Here are six steps we recommend.
Step #1: Analyze all internal links in navigation
We’ve already mentioned the interlinking criteria that help improve indexation rate significantly. And for a start, optimize your navigation for the first one – relevance to the canonical version.
Search engines use both internal links and canonical tags to establish the relative importance between the two pages you interlink.
And surely, if the two contradict (i.e. internal link and the canonical tag pointing to different URLs) the search engine might trust the link more. But at the same time, the canonical tag might actually point to the preferred URL.
So, as a first step, establish whether your internal links and canonical tags match.
Step #2: Publish the same URLs to XML sitemap
The second factor that can improve indexation rate significantly is relevance between internal links and URLs in the XML sitemap.
And so, update your sitemap with those links to make both match.
By doing so, you’ll create a complete synergy between the link, the canonical tag and the sitemap.

**Work order A:**
Summarize the passage on improving indexation in two sentences.
**Work order B:**
Write the next portion of the passage on improving indexation, beginning after its final sentence.
The items after this passage are drawn from a different source.

**Data to examine:**
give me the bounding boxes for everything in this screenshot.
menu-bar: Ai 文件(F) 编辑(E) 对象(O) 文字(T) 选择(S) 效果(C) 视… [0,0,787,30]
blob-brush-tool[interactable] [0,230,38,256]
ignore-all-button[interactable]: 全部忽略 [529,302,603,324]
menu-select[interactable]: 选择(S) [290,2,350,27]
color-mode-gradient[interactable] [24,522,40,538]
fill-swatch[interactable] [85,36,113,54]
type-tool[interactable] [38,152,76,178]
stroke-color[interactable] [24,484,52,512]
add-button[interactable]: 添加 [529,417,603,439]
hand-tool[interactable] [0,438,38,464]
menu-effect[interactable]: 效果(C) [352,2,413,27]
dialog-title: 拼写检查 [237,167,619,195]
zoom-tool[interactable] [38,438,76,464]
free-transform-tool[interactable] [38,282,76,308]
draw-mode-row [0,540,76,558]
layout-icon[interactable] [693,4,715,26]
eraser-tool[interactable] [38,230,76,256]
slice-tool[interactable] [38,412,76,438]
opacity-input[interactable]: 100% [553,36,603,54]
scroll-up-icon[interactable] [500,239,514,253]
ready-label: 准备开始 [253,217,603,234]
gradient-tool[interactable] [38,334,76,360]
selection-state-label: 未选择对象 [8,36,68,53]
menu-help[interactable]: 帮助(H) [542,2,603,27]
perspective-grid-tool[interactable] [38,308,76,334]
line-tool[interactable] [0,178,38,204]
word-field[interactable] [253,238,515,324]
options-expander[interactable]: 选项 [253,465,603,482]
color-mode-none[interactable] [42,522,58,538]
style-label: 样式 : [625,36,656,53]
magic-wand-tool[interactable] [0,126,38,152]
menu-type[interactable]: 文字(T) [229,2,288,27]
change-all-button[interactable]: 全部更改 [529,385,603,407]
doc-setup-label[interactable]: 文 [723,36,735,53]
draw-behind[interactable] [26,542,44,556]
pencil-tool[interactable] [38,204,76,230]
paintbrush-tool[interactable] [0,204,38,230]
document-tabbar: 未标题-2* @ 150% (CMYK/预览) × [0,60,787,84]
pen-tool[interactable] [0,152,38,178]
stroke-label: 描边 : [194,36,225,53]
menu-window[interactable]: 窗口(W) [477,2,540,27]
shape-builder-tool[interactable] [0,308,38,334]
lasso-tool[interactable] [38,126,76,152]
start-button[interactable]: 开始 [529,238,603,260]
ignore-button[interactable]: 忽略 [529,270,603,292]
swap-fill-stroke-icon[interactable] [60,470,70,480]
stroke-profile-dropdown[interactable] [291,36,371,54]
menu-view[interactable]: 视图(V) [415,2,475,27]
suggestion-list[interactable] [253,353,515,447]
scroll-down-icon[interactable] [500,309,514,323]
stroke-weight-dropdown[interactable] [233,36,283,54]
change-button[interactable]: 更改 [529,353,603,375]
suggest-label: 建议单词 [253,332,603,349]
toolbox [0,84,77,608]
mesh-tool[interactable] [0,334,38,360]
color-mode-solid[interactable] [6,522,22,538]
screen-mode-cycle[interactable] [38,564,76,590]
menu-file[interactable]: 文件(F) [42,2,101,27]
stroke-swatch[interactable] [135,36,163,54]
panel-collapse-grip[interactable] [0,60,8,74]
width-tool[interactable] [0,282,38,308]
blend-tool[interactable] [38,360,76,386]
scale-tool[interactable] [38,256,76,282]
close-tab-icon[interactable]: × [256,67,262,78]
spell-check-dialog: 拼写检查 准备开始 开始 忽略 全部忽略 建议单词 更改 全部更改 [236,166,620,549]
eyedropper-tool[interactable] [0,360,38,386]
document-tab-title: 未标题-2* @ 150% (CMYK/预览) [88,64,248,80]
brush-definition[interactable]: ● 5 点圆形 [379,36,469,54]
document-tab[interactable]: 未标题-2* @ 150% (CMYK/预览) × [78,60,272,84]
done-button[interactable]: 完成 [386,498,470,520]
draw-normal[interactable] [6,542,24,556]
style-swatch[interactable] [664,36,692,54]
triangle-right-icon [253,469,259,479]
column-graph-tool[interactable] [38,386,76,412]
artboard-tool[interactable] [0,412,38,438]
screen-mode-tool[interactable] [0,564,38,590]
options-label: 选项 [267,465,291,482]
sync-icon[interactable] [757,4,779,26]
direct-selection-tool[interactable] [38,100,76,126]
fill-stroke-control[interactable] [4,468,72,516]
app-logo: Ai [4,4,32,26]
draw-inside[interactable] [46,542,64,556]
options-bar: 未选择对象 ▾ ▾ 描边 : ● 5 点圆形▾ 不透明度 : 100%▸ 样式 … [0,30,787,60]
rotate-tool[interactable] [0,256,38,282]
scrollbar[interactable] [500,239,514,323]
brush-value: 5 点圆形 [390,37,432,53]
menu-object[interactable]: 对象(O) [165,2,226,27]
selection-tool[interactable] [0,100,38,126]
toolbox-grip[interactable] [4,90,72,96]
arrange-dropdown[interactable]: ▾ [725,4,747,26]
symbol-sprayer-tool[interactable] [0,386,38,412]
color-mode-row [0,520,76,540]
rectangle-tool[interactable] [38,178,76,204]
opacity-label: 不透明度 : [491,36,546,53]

**Exercise answer A:**
The passage introduces six recommended steps, beginning with a check that the internal links in navigation match the canonical tags, because search engines may trust a link more than a canonical tag that points to a different URL. The second step is to publish the same URLs to the XML sitemap so that the link, the canonical tag and the sitemap all agree.

**Exercise answer B:**
Step #3: Track your PR efforts
Another element that can seriously boost your authority, not to mention help Google index more of your content, is PR. I’ve already hinted at this earlier in this article.
Posting press releases (and other PR-related content) to your site first, helps achieve a number of objectives:
- Become the first source of the story – the authority,
- Attract external links from other outlets that pick up the story. Your content distribution efforts will affect this too.
- Send crawlers to that content fast, and then, deeper into your architecture through internal links.
But how can you know whether any of this has happened by tracking the performance of your PR efforts?
seoClarity offers a Content Distribution Tracker capability that allows you to monitor if other sites reference your pages, and what goes with it, link to it.
Step #4: Track specific URLs with targeted keywords
One of the best ways to monitor the success of your internal linking efforts is by tracking traffic increase to a URL. But obviously, to do that, you need to have access to all the content data you’ve improved.
So, once you establish the pages that needed a boost in internal linking, add their URLs along with keywords you want them to rank to Page Clarity – seoClarity’s capability to view and manage pages that you wish to focus on in your SEO efforts.
We designed Page Clarity to give you a quick overview of the most important factors affecting your URLs, including the traffic.
Step #5: Create internal linking dashboard
Properly monitoring internal linking efforts requires data. A lot of it.
True, for some of it, you need to have granular access to page information (and that’s why you should set up its URL in Page Clarity!).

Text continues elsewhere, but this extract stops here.